* [Given records]
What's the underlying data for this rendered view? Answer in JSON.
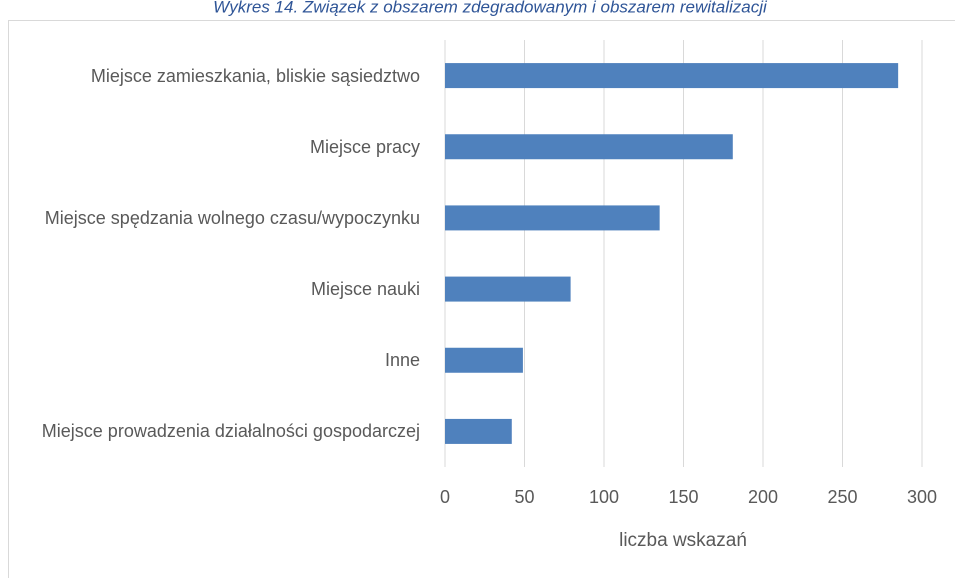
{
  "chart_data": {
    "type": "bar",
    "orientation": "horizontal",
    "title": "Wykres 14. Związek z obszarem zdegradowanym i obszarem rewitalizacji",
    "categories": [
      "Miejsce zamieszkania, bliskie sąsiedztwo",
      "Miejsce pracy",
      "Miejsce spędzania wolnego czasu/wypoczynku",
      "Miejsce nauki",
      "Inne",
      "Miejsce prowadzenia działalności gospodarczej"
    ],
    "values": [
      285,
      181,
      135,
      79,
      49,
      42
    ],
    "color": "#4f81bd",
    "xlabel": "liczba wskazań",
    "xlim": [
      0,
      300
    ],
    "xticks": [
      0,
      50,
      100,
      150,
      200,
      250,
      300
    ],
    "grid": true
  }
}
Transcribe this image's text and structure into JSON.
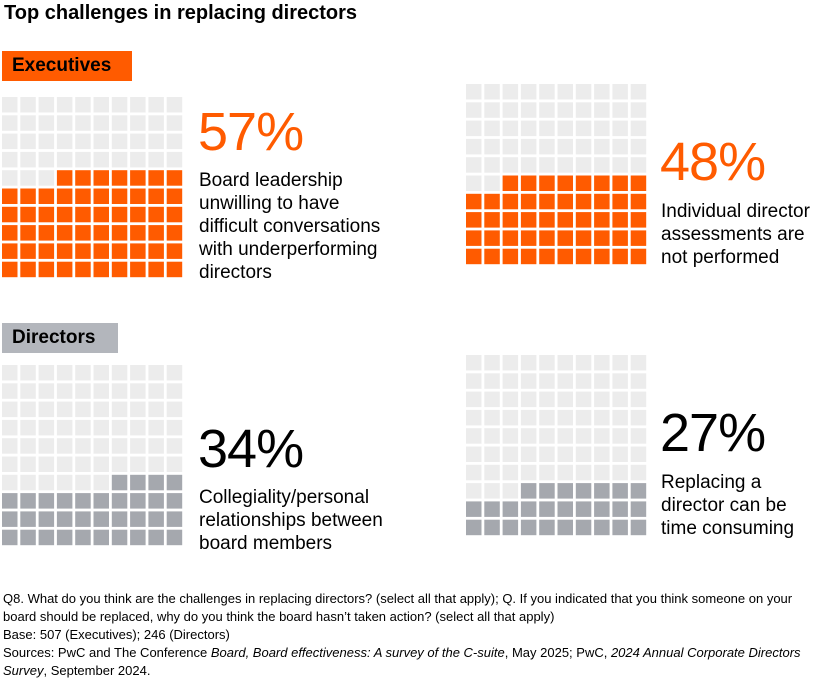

* * *

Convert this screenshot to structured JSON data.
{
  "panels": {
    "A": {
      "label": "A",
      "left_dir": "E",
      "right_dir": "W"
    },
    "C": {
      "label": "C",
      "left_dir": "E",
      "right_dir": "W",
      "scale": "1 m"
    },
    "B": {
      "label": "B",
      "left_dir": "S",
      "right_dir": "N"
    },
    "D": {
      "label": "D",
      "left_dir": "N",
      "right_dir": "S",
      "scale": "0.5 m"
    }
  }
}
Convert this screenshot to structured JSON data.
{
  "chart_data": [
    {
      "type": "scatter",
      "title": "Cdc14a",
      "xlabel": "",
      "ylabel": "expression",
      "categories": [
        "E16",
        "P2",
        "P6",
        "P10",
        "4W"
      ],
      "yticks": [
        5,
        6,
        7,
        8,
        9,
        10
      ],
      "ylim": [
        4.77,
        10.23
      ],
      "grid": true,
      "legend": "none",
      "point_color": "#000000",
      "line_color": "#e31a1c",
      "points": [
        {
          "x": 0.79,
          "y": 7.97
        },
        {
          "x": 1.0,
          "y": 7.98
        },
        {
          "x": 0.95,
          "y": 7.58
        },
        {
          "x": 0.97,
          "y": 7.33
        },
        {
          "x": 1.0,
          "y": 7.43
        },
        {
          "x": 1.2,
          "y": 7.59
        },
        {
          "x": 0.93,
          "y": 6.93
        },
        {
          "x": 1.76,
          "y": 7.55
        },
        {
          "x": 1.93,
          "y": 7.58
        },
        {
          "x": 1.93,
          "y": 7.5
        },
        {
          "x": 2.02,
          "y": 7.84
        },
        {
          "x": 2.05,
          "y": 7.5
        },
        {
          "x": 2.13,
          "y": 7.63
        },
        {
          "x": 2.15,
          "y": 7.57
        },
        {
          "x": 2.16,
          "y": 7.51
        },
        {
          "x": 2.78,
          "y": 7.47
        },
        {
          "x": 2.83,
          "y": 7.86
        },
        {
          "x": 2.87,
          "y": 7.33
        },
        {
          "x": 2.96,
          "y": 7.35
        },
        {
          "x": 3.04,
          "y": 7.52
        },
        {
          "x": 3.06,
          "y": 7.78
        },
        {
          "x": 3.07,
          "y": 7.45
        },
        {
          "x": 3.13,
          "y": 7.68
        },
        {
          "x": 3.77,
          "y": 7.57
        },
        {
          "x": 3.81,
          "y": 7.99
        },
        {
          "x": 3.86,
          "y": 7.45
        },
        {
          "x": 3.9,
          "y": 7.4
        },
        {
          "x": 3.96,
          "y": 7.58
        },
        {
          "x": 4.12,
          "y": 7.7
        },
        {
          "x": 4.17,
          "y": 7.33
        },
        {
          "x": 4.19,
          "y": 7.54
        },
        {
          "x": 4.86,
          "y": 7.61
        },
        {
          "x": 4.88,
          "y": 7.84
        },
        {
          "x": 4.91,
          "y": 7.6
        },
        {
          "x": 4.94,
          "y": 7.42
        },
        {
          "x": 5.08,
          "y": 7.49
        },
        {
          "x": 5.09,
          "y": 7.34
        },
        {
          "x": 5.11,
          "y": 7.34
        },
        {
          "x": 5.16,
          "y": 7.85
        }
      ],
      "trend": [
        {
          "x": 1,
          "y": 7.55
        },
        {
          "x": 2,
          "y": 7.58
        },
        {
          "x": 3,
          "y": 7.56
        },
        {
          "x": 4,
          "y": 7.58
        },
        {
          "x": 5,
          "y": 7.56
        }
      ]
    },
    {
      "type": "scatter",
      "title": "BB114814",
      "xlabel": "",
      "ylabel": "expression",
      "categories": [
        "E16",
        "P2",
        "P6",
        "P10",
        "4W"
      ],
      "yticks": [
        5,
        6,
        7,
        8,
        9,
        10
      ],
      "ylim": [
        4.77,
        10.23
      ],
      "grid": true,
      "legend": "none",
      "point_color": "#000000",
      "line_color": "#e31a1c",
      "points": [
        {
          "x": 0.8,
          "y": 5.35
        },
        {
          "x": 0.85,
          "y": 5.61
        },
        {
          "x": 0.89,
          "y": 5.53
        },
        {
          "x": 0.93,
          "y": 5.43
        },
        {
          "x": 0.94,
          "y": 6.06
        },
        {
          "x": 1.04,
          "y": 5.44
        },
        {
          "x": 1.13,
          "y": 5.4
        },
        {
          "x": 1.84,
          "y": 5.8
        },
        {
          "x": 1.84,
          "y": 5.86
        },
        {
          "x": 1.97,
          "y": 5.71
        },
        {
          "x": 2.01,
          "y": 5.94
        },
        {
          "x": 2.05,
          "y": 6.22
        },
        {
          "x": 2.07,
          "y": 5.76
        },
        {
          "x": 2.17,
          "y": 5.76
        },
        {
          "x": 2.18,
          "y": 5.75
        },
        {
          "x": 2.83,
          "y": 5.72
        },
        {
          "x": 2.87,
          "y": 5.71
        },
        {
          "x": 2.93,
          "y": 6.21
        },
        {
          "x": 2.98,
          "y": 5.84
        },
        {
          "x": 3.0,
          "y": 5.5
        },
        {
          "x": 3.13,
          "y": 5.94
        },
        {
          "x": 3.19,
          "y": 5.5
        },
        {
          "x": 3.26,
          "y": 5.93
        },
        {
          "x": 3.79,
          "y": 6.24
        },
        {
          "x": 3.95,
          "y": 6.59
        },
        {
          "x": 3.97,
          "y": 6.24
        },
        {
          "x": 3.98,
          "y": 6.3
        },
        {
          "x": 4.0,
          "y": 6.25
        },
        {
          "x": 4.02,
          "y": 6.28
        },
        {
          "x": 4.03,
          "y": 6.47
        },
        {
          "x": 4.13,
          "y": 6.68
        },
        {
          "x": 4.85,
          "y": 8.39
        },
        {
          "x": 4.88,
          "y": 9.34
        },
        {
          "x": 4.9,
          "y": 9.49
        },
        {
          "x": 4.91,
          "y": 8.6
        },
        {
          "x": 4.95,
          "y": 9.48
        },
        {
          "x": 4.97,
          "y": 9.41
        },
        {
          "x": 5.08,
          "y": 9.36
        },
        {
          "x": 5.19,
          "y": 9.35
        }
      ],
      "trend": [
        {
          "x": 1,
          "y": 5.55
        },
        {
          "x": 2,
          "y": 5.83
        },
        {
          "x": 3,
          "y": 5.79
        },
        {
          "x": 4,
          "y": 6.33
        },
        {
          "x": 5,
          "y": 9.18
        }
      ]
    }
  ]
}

...

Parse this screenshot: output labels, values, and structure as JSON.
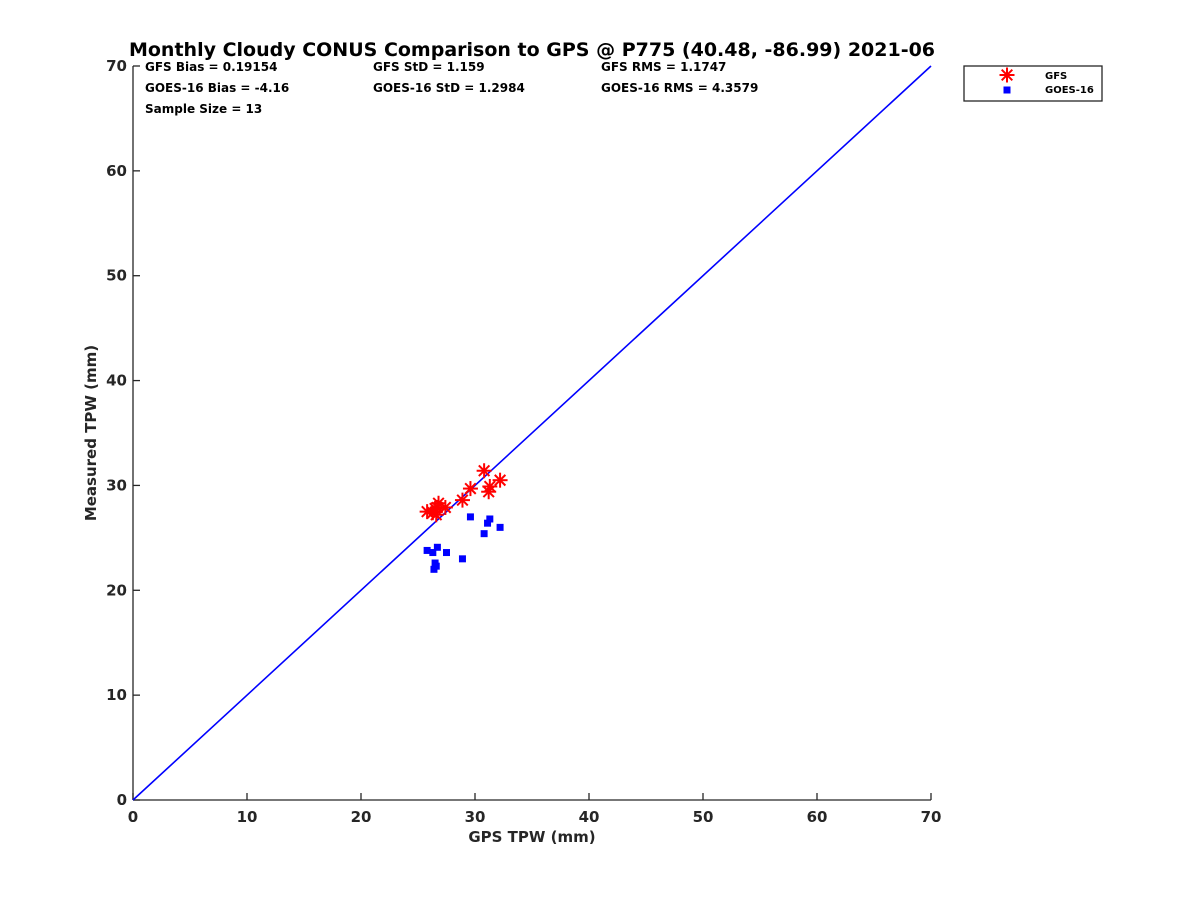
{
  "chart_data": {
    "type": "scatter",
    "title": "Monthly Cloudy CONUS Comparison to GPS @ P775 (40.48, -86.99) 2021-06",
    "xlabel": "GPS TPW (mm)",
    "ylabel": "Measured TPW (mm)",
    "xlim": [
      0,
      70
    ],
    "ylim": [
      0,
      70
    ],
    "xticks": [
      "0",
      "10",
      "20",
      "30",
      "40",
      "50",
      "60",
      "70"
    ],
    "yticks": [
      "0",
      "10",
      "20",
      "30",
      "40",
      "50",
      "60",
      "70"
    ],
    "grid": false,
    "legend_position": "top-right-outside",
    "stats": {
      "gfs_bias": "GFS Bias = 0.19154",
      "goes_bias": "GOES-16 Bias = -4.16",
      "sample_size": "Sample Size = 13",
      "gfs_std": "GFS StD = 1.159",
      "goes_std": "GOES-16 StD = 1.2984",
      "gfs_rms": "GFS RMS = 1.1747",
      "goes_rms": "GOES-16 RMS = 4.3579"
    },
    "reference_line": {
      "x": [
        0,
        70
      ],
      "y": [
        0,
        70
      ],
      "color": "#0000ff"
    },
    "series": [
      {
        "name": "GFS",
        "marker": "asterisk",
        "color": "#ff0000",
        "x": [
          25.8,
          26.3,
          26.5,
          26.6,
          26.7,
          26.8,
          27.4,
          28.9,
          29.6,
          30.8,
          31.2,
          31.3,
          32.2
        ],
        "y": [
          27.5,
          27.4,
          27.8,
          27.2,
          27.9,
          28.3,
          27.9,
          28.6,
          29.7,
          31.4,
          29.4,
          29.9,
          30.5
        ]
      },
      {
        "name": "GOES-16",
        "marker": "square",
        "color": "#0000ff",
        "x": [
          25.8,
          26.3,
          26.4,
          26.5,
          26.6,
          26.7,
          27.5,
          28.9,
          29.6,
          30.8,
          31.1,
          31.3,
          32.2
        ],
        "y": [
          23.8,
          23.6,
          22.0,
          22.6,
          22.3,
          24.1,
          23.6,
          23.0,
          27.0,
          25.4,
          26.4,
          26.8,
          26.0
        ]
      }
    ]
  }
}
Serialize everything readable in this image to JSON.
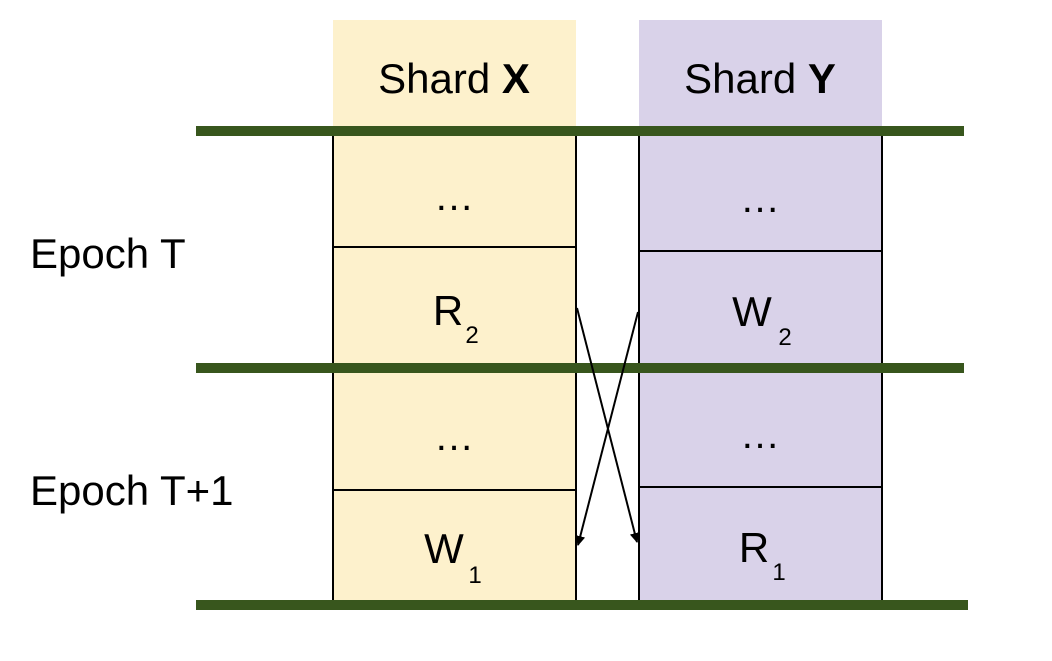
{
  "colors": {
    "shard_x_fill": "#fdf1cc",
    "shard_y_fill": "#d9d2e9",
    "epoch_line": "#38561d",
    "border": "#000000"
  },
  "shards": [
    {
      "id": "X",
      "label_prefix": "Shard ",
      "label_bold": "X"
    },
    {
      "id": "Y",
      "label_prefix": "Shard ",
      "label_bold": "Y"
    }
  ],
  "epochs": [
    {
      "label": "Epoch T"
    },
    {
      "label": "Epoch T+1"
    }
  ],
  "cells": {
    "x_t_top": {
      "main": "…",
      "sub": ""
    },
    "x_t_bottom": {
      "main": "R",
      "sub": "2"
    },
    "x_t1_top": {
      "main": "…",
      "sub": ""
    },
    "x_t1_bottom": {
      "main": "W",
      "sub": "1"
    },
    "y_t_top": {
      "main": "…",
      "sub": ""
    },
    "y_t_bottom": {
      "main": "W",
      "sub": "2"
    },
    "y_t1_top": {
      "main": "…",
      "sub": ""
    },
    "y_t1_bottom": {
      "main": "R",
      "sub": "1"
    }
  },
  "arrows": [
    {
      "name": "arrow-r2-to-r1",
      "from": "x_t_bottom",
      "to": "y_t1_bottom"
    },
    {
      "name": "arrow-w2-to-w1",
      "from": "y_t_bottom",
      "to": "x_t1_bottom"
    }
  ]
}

* [Requirement]
Repeat exactly the part that opens with the line containing "What's the underlying" and closes with the line containing "Transcribe this image's". Include both end lines, and drop the pictures.

* [Response below]
What's the underlying data for this rendered view? Answer in JSON.
{
  "chart_data": {
    "type": "bar",
    "orientation": "horizontal",
    "title": "Wykres 14. Związek z obszarem zdegradowanym i obszarem rewitalizacji",
    "categories": [
      "Miejsce zamieszkania, bliskie sąsiedztwo",
      "Miejsce pracy",
      "Miejsce spędzania wolnego czasu/wypoczynku",
      "Miejsce nauki",
      "Inne",
      "Miejsce prowadzenia działalności gospodarczej"
    ],
    "values": [
      285,
      181,
      135,
      79,
      49,
      42
    ],
    "color": "#4f81bd",
    "xlabel": "liczba wskazań",
    "xlim": [
      0,
      300
    ],
    "xticks": [
      0,
      50,
      100,
      150,
      200,
      250,
      300
    ],
    "grid": true
  }
}
Transcribe this image's text and structure into JSON.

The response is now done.